Exercise requirements:
Set down the full listing exactly, character for character.

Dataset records
----------
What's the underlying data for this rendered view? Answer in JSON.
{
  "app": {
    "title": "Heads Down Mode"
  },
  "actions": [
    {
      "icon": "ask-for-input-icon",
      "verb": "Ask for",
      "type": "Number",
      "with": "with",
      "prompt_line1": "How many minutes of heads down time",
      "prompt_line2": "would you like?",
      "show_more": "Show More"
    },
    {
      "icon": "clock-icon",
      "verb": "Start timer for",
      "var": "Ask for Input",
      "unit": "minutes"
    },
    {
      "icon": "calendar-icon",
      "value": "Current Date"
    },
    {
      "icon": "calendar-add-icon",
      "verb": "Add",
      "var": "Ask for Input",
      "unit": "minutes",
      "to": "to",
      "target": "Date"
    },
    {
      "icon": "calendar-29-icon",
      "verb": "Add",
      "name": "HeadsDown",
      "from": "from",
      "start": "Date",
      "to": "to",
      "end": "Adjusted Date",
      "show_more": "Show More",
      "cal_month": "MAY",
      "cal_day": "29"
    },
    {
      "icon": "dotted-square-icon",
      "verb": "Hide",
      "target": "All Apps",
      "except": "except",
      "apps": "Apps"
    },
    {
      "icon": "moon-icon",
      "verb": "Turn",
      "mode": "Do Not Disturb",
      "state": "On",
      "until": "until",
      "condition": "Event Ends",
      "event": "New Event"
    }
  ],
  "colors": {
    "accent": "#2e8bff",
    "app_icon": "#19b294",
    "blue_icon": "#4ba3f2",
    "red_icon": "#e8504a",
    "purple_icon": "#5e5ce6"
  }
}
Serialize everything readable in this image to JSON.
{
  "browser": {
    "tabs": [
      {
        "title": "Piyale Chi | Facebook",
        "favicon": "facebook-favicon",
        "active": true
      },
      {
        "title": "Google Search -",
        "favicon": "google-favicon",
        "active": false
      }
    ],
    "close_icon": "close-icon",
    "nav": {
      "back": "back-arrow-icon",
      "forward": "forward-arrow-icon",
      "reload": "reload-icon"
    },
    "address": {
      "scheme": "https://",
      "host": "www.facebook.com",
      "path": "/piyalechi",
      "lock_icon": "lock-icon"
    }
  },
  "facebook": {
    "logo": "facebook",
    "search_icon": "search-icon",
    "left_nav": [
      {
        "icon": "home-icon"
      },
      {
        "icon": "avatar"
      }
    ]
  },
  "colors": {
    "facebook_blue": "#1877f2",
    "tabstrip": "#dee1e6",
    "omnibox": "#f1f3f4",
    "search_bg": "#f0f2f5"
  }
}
----------
Worked answer:
What's the underlying data for this rendered view? Answer in JSON.
{
  "app": {
    "title": "Heads Down Mode"
  },
  "actions": [
    {
      "icon": "ask-for-input-icon",
      "verb": "Ask for",
      "type": "Number",
      "with": "with",
      "prompt_line1": "How many minutes of heads down time",
      "prompt_line2": "would you like?",
      "show_more": "Show More"
    },
    {
      "icon": "clock-icon",
      "verb": "Start timer for",
      "var": "Ask for Input",
      "unit": "minutes"
    },
    {
      "icon": "calendar-icon",
      "value": "Current Date"
    },
    {
      "icon": "calendar-add-icon",
      "verb": "Add",
      "var": "Ask for Input",
      "unit": "minutes",
      "to": "to",
      "target": "Date"
    },
    {
      "icon": "calendar-29-icon",
      "verb": "Add",
      "name": "HeadsDown",
      "from": "from",
      "start": "Date",
      "to": "to",
      "end": "Adjusted Date",
      "show_more": "Show More",
      "cal_month": "MAY",
      "cal_day": "29"
    },
    {
      "icon": "dotted-square-icon",
      "verb": "Hide",
      "target": "All Apps",
      "except": "except",
      "apps": "Apps"
    },
    {
      "icon": "moon-icon",
      "verb": "Turn",
      "mode": "Do Not Disturb",
      "state": "On",
      "until": "until",
      "condition": "Event Ends",
      "event": "New Event"
    }
  ],
  "colors": {
    "accent": "#2e8bff",
    "app_icon": "#19b294",
    "blue_icon": "#4ba3f2",
    "red_icon": "#e8504a",
    "purple_icon": "#5e5ce6"
  }
}
Serialize everything readable in this image to JSON.
{
  "browser": {
    "tabs": [
      {
        "title": "Piyale Chi | Facebook",
        "favicon": "facebook-favicon",
        "active": true
      },
      {
        "title": "Google Search -",
        "favicon": "google-favicon",
        "active": false
      }
    ],
    "close_icon": "close-icon",
    "nav": {
      "back": "back-arrow-icon",
      "forward": "forward-arrow-icon",
      "reload": "reload-icon"
    },
    "address": {
      "scheme": "https://",
      "host": "www.facebook.com",
      "path": "/piyalechi",
      "lock_icon": "lock-icon"
    }
  },
  "facebook": {
    "logo": "facebook",
    "search_icon": "search-icon",
    "left_nav": [
      {
        "icon": "home-icon"
      },
      {
        "icon": "avatar"
      }
    ]
  },
  "colors": {
    "facebook_blue": "#1877f2",
    "tabstrip": "#dee1e6",
    "omnibox": "#f1f3f4",
    "search_bg": "#f0f2f5"
  }
}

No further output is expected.